* [Teks Bacaan]
* * *

Banner Go Green
TRAVEL

Jam Gadang Bukittinggi, Ikon Wisata dengan Keunikan Angka Romawi “IIII”

5
×

Jam Gadang Bukittinggi, Ikon Wisata dengan Keunikan Angka Romawi “IIII”

Sebarkan artikel ini
Jam Gadang. Foto : Kompasiana
Jam Gadang. Foto : Kompasiana

BERBELANJA di kawasan wisata memang selalu menggoda, apalagi di sekitar Jam Gadang yang dipenuhi deretan toko souvenir. Itulah yang saya alami ketika menemani istri dan buah hati singgah di setiap sudut pertokoan di ikon wisata Bukittinggi ini.

Namun, bagi saya yang tipikal “mageran”, situasi itu sempat terasa membosankan. Untungnya, saya bertemu kawan serombongan, Rahmat, yang juga sedang menunggu istrinya berbelanja. “Daripada menemankan mereka lebih baik kita cari tempat ngopi,” ajak saya sambil bertanya dimana rombongan lain.

Saat menuju pelataran Jam Gadang, saya melihat rombongan teman yang jomblo tengah asyik bercanda, ada yang tertawa, ada pula yang berselisih kecil. Mereka antara lain Da Cipto, Bang Iman, Bang Zainal, Da Hen, Da Iskosa, Om RH dan Om Toy.

* * *

* [Informasi yang Diambil]
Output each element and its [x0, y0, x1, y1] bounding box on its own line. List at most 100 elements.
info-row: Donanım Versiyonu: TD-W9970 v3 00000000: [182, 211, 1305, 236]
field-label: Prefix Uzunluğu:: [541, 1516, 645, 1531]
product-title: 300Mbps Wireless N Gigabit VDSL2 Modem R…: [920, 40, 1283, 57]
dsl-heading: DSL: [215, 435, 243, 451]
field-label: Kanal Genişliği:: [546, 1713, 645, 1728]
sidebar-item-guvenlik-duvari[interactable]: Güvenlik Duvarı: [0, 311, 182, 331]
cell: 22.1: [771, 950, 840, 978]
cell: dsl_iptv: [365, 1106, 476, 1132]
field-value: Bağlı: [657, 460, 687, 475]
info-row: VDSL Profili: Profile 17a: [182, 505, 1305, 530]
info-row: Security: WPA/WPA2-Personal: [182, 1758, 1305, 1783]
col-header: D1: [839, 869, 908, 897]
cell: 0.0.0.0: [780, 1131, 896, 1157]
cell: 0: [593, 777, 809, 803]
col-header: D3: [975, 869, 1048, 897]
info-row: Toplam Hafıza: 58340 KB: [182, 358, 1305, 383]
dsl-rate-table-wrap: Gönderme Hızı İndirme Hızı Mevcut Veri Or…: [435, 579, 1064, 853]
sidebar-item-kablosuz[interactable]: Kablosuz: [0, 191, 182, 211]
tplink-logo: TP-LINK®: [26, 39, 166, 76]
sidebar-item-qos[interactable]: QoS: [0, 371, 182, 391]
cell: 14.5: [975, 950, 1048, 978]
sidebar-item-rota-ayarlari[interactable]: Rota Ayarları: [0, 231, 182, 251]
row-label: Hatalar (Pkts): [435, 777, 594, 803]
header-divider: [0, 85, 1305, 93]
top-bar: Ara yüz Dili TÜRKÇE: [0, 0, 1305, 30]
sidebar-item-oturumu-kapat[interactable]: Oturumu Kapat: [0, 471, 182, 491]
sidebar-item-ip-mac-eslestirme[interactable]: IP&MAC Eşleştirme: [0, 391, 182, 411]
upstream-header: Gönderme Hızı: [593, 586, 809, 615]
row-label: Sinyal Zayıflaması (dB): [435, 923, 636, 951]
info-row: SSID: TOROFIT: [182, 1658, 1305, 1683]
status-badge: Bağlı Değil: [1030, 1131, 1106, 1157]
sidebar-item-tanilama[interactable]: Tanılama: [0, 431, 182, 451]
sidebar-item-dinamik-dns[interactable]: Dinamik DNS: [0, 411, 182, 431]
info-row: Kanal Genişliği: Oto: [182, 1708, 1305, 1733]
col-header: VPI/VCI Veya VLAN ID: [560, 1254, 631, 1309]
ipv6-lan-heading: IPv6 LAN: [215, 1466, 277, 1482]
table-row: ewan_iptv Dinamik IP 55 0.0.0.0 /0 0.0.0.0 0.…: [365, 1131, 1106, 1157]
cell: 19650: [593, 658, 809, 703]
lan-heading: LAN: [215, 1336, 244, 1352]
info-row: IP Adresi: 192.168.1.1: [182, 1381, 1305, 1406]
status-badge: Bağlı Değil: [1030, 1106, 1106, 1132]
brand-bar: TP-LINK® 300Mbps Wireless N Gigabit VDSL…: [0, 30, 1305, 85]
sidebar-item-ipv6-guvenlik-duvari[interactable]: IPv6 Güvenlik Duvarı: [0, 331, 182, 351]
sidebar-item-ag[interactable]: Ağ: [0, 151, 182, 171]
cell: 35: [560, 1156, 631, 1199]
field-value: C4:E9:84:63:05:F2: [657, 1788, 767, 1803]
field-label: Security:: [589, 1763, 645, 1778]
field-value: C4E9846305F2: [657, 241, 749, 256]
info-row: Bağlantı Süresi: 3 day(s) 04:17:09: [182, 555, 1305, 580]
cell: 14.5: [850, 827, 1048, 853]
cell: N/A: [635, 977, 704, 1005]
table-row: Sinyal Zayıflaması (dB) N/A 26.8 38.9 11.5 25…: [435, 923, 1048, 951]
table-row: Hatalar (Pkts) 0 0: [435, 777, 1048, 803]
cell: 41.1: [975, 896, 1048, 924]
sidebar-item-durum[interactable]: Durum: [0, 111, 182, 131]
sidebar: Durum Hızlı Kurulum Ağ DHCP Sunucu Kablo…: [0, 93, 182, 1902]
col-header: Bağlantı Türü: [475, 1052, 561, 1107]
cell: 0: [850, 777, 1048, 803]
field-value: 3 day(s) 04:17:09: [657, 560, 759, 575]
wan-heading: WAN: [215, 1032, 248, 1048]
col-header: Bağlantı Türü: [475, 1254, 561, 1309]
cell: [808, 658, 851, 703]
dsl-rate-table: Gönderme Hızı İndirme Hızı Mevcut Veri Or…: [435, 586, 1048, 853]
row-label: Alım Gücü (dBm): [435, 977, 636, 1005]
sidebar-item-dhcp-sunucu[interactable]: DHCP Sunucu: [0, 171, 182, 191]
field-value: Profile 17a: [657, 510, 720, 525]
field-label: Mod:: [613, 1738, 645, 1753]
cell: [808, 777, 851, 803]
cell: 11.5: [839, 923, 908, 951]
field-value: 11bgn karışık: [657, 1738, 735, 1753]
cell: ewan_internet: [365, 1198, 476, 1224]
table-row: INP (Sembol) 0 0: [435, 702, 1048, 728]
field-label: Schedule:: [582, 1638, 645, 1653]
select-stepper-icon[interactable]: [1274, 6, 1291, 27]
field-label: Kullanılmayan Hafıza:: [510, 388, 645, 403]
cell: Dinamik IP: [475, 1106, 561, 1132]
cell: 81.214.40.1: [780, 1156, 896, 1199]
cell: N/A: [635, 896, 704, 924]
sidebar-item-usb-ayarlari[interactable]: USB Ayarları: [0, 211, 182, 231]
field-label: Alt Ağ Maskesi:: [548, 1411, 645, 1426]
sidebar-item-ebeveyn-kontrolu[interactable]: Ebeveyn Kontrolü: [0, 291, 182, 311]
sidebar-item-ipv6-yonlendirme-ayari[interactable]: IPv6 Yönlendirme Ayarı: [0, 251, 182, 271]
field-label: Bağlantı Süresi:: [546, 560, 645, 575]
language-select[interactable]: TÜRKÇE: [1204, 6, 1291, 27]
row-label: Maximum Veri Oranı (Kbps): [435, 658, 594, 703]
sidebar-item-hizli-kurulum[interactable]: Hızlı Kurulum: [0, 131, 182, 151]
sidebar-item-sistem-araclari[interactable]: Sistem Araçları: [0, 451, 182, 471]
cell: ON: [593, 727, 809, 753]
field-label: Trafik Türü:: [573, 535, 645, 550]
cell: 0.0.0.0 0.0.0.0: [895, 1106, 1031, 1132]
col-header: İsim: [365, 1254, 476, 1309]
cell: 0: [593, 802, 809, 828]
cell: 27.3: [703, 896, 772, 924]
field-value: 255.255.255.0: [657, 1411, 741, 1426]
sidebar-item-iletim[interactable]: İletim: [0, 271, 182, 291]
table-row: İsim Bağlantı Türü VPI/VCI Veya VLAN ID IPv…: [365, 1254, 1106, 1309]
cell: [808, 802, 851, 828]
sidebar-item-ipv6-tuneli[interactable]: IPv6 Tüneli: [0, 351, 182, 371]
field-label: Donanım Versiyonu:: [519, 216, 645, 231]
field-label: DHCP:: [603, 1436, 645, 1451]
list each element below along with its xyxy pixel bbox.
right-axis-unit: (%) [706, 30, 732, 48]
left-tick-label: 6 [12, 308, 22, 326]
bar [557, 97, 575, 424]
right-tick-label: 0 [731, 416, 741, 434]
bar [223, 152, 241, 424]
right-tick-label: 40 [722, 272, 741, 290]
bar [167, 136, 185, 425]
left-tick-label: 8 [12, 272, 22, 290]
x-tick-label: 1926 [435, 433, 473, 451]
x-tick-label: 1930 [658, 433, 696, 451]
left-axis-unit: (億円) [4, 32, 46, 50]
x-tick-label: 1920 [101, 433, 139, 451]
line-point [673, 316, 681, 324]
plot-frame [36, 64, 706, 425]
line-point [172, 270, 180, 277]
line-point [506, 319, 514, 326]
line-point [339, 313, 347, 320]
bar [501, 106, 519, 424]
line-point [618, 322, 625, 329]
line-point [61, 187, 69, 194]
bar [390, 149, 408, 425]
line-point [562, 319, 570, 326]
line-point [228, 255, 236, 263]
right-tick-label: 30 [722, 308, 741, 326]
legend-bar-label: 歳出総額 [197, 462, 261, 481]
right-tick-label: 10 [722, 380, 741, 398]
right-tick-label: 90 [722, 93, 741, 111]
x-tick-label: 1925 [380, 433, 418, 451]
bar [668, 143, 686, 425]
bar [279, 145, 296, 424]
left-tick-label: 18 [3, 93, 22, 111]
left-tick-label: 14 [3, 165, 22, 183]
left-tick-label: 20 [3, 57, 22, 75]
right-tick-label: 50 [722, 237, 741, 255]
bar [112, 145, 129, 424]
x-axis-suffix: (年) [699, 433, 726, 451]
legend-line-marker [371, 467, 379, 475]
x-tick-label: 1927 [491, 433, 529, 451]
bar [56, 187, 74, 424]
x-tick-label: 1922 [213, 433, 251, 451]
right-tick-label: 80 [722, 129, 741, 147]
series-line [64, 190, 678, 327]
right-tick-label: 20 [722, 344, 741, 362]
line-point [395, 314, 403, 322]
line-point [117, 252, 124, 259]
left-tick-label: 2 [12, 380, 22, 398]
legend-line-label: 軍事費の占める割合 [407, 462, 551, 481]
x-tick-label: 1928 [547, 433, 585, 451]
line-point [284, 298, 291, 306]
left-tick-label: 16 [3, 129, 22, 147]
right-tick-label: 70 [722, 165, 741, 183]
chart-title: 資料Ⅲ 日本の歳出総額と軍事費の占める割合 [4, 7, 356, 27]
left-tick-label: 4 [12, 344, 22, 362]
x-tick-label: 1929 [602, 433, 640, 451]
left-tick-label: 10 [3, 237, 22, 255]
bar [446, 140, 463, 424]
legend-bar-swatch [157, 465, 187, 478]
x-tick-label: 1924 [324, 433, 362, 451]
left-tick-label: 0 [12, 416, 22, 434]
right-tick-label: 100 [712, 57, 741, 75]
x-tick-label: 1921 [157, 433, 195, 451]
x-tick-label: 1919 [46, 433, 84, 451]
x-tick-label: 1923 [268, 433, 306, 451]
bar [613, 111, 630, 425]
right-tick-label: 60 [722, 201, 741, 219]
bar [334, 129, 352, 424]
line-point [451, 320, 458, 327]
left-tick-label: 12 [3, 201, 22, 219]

* * *

* [Yang Perlu Dikerjakan]
A. Tuliskan kembali seluruh bagian teks tentang Jam Gadang mulai dari "Sebarkan artikel ini" sampai ke "dimana rombongan lain." tanpa mengubah apa pun.
B. Terjemahkan kalimat "BERBELANJA di kawasan wisata memang selalu menggoda, apalagi di sekitar Jam Gadang yang dipenuhi deretan toko souvenir." dari teks tentang Jam Gadang ke dalam bahasa Inggris.
Baris-baris data tersebut sama sekali tidak diperlukan di sini.

* [Hasil Pengerjaan]
A.
Sebarkan artikel ini
Jam Gadang. Foto : Kompasiana
Jam Gadang. Foto : Kompasiana

BERBELANJA di kawasan wisata memang selalu menggoda, apalagi di sekitar Jam Gadang yang dipenuhi deretan toko souvenir. Itulah yang saya alami ketika menemani istri dan buah hati singgah di setiap sudut pertokoan di ikon wisata Bukittinggi ini.

Namun, bagi saya yang tipikal “mageran”, situasi itu sempat terasa membosankan. Untungnya, saya bertemu kawan serombongan, Rahmat, yang juga sedang menunggu istrinya berbelanja. “Daripada menemankan mereka lebih baik kita cari tempat ngopi,” ajak saya sambil bertanya dimana rombongan lain.

B. Shopping in tourist areas is always tempting, especially around Jam Gadang, which is lined with rows of souvenir shops.